··· PROVIDED DATA

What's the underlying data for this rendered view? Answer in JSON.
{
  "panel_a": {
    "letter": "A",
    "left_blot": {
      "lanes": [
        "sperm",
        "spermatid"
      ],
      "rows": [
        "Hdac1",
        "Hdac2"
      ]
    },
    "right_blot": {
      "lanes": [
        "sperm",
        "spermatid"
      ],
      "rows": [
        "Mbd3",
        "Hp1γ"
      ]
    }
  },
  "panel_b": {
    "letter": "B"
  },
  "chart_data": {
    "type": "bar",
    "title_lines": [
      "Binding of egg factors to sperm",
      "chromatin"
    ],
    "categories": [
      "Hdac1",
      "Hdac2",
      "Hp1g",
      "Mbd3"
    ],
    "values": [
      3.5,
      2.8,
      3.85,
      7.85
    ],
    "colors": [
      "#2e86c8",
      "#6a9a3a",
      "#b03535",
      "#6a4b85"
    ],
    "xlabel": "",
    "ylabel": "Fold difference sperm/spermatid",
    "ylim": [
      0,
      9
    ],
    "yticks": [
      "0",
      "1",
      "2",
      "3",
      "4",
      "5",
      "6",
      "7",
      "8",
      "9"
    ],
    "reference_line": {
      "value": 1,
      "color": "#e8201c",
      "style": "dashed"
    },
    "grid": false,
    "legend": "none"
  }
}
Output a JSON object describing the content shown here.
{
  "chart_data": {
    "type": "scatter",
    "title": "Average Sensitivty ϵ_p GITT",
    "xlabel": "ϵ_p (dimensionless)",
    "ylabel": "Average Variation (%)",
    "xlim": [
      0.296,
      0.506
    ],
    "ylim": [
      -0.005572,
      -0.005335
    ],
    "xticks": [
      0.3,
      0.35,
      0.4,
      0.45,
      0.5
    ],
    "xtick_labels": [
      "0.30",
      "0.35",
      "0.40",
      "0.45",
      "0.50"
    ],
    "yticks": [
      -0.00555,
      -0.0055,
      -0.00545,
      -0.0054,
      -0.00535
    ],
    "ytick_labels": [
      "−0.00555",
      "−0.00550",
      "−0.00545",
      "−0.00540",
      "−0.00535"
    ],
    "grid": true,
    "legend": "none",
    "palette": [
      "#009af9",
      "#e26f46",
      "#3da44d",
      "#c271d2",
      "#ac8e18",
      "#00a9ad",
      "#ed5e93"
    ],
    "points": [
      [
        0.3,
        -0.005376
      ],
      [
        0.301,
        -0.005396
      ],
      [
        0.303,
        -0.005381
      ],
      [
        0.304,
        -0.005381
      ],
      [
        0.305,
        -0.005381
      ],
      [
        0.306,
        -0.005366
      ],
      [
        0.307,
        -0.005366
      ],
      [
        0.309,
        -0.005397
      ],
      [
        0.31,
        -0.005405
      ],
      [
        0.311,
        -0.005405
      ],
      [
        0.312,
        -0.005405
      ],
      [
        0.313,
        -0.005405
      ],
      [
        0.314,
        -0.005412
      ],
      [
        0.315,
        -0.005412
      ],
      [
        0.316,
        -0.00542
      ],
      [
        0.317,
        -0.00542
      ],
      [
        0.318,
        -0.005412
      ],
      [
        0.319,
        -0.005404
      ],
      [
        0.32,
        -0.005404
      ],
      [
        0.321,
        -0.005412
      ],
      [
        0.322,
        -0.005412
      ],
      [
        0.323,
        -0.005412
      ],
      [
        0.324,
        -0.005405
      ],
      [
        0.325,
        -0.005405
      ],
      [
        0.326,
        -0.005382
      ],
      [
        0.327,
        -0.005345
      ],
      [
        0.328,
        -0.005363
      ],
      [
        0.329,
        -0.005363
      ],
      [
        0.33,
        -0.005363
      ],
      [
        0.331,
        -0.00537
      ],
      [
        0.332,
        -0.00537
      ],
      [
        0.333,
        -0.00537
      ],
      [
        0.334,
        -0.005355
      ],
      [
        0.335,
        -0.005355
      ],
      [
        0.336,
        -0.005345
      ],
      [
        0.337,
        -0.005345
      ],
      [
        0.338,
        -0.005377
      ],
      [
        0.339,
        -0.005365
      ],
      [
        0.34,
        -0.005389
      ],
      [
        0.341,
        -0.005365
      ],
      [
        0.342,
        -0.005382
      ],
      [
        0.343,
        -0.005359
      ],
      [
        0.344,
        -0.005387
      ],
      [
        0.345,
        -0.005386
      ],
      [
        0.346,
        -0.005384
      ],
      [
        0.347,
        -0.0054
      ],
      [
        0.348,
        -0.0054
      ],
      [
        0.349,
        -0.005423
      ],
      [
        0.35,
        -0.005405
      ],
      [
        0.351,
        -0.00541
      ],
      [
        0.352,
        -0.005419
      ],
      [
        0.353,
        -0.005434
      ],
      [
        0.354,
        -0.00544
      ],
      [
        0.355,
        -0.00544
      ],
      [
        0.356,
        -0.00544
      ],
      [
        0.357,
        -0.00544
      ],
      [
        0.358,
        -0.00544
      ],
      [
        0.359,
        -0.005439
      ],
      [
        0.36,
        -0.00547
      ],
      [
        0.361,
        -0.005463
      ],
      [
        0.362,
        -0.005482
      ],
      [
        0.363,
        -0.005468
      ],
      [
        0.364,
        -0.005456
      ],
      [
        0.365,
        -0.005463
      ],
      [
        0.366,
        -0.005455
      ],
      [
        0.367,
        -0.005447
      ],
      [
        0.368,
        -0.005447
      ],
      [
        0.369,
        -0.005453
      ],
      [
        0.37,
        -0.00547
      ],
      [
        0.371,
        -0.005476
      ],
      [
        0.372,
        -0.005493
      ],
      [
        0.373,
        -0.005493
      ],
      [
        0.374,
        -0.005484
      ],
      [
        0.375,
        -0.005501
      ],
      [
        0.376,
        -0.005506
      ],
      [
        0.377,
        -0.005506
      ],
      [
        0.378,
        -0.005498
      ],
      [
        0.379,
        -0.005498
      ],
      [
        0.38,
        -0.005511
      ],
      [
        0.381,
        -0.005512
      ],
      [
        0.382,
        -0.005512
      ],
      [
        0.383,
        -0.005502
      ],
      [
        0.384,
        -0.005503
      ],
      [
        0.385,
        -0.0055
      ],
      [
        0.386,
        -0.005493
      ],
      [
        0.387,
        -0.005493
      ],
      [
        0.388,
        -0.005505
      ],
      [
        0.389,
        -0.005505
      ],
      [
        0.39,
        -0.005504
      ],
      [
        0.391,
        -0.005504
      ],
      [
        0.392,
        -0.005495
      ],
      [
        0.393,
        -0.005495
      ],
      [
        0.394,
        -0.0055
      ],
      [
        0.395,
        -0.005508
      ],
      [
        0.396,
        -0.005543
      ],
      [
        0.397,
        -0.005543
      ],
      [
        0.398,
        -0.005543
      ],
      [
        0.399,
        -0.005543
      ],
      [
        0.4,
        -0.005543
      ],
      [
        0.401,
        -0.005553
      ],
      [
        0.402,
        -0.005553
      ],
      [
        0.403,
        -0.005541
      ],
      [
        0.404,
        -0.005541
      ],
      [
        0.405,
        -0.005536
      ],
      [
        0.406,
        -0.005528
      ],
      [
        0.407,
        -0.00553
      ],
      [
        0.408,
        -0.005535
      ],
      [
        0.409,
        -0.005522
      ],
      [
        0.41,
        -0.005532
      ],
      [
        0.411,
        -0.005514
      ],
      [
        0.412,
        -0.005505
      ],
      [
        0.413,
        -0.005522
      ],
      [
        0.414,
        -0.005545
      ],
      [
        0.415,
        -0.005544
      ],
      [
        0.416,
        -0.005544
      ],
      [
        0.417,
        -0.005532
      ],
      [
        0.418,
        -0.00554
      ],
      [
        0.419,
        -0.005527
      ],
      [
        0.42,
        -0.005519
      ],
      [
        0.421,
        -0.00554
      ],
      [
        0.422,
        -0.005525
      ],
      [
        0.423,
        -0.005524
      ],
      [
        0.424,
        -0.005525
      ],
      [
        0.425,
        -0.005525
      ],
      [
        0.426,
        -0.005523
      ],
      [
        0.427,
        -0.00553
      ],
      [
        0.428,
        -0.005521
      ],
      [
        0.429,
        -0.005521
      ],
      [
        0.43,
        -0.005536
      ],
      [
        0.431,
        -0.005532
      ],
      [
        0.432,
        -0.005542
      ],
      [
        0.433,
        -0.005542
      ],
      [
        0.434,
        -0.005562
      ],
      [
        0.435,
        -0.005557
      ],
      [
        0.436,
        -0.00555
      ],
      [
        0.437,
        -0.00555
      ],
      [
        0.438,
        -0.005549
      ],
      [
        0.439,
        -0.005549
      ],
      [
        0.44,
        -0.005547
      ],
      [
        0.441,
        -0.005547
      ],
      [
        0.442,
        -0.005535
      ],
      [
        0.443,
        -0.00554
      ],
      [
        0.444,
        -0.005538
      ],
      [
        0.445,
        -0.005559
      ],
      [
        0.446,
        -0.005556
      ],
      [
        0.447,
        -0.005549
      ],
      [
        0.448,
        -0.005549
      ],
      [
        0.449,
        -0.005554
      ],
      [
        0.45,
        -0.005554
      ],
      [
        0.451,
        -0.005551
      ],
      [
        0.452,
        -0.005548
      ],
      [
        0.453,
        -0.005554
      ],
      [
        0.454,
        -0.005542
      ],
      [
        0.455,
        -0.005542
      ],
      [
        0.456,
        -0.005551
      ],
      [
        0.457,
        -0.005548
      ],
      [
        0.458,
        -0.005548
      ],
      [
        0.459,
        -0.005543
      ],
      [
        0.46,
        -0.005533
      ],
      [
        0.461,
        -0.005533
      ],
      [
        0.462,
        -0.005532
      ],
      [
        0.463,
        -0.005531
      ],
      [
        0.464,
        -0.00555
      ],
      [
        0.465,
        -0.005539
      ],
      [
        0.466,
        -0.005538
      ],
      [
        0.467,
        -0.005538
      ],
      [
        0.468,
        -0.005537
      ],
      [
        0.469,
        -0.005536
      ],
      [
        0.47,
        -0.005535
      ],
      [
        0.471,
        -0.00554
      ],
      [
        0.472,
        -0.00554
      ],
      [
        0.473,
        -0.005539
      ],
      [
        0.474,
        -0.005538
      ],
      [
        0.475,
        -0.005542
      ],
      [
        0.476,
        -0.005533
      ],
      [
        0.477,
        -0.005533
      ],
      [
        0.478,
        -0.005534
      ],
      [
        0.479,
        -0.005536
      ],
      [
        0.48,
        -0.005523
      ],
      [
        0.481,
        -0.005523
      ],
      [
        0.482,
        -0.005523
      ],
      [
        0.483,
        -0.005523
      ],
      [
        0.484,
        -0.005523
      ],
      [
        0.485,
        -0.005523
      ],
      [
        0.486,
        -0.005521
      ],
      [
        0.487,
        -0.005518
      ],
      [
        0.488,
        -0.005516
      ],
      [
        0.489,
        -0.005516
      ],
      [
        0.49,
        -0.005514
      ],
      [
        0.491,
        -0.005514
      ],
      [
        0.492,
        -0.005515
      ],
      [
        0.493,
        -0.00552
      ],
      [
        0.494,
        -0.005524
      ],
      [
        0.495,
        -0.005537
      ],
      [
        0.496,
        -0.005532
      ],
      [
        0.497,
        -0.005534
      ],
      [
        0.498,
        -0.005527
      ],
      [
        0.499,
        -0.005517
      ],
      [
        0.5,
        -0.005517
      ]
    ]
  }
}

······

DIRECTION —
Extract lines where the string "Average" occurs.

ANSWER FOR THE TASK —
    "title": "Average Sensitivty ϵ_p GITT",
    "ylabel": "Average Variation (%)",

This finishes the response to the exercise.